### Given data
-------------------------
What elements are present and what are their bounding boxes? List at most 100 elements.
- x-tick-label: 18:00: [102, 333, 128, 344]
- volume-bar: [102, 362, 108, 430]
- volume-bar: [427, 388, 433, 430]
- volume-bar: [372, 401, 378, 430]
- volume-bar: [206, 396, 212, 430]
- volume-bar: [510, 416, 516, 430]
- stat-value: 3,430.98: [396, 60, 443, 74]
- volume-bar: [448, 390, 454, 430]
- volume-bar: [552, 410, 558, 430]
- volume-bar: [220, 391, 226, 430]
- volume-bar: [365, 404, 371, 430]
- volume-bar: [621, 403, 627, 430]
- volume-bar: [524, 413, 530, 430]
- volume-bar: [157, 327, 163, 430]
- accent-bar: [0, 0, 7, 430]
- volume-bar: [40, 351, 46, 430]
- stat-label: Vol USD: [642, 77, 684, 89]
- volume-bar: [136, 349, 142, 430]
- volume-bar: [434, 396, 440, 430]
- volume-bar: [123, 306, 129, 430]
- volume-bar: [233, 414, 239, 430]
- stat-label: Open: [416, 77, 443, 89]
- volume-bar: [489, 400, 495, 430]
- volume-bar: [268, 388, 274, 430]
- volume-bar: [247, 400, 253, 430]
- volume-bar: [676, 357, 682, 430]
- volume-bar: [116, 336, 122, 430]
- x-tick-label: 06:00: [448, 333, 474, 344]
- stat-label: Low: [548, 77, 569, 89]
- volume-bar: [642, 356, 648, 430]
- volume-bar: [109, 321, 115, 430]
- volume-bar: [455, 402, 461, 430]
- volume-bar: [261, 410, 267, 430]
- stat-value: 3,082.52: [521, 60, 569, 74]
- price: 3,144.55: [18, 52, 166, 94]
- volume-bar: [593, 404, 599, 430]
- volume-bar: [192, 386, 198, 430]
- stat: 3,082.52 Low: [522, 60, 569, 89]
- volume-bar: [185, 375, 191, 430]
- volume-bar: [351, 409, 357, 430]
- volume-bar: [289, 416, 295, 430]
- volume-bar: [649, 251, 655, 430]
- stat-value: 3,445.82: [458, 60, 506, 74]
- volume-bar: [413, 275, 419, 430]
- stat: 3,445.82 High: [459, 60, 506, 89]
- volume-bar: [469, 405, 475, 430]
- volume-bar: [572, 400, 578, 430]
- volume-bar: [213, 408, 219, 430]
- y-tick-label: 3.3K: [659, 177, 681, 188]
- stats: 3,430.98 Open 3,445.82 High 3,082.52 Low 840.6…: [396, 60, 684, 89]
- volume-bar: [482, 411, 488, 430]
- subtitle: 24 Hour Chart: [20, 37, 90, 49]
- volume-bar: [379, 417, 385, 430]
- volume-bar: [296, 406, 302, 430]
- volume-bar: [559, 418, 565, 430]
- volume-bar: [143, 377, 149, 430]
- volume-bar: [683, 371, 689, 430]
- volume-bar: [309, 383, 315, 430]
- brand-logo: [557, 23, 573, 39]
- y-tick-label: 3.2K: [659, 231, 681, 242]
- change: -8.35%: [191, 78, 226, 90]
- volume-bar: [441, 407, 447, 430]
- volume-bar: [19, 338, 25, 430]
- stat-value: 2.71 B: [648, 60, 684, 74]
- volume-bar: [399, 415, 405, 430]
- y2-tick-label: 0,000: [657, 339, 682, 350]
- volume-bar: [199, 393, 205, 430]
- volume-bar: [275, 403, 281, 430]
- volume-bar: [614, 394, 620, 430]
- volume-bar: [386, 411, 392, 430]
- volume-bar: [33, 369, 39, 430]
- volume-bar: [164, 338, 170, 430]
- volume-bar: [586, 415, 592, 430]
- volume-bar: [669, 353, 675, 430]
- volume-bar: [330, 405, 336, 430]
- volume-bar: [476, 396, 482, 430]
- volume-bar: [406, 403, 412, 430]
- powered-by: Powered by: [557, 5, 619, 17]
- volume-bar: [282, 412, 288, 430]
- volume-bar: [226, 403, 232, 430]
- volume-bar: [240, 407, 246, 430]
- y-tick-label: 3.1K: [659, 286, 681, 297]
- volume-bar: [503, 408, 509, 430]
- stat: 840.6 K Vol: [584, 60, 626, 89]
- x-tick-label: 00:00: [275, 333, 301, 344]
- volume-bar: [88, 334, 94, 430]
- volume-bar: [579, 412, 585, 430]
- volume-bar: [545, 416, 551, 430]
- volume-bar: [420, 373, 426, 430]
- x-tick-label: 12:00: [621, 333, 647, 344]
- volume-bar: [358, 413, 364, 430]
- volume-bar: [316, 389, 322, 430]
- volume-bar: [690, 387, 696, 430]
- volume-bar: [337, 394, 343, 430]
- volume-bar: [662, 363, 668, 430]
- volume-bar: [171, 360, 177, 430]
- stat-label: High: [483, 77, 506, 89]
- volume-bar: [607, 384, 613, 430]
-------------------------
### Task brief
Can you recast the lines above, from the first one through the line containing "- volume-bar: [136, 349, 142, 430]" (both included), as a Markdown table with the columns "Row" and "Line", leaving out any blank lines?

### Full response
| Row | Line |
|---|---|
| 1 | What elements are present and what are their bounding boxes? List at most 100 elements. |
| 2 | - x-tick-label: 18:00: [102, 333, 128, 344] |
| 3 | - volume-bar: [102, 362, 108, 430] |
| 4 | - volume-bar: [427, 388, 433, 430] |
| 5 | - volume-bar: [372, 401, 378, 430] |
| 6 | - volume-bar: [206, 396, 212, 430] |
| 7 | - volume-bar: [510, 416, 516, 430] |
| 8 | - stat-value: 3,430.98: [396, 60, 443, 74] |
| 9 | - volume-bar: [448, 390, 454, 430] |
| 10 | - volume-bar: [552, 410, 558, 430] |
| 11 | - volume-bar: [220, 391, 226, 430] |
| 12 | - volume-bar: [365, 404, 371, 430] |
| 13 | - volume-bar: [621, 403, 627, 430] |
| 14 | - volume-bar: [524, 413, 530, 430] |
| 15 | - volume-bar: [157, 327, 163, 430] |
| 16 | - accent-bar: [0, 0, 7, 430] |
| 17 | - volume-bar: [40, 351, 46, 430] |
| 18 | - stat-label: Vol USD: [642, 77, 684, 89] |
| 19 | - volume-bar: [136, 349, 142, 430] |